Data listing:
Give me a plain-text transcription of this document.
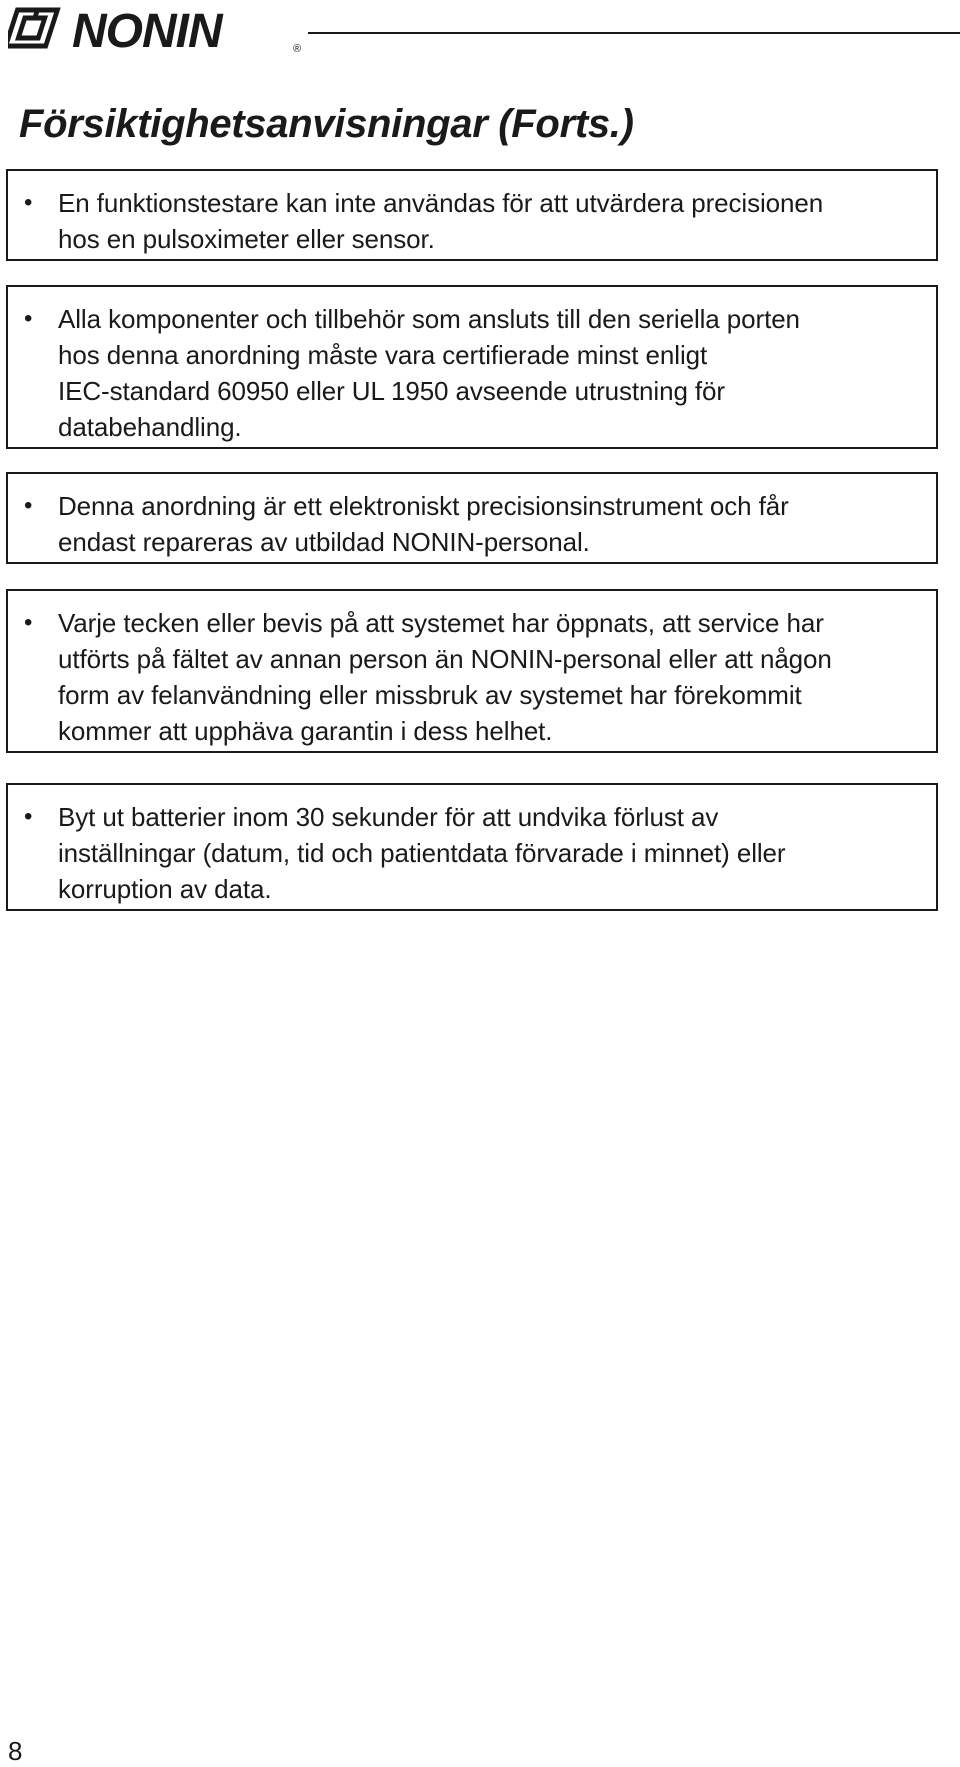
NONIN	®
Försiktighetsanvisningar (Forts.)
• En funktionstestare kan inte användas för att utvärdera precisionen
hos en pulsoximeter eller sensor.

• Alla komponenter och tillbehör som ansluts till den seriella porten
hos denna anordning måste vara certifierade minst enligt
IEC-standard 60950 eller UL 1950 avseende utrustning för
databehandling.

• Denna anordning är ett elektroniskt precisionsinstrument och får
endast repareras av utbildad NONIN-personal.

• Varje tecken eller bevis på att systemet har öppnats, att service har
utförts på fältet av annan person än NONIN-personal eller att någon
form av felanvändning eller missbruk av systemet har förekommit
kommer att upphäva garantin i dess helhet.

• Byt ut batterier inom 30 sekunder för att undvika förlust av
inställningar (datum, tid och patientdata förvarade i minnet) eller
korruption av data.

8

■ TASK STATEMENT
Copy out every line of the material above that mentions the word "personal".

■ SOLVED EXERCISE
endast repareras av utbildad NONIN-personal.
utförts på fältet av annan person än NONIN-personal eller att någon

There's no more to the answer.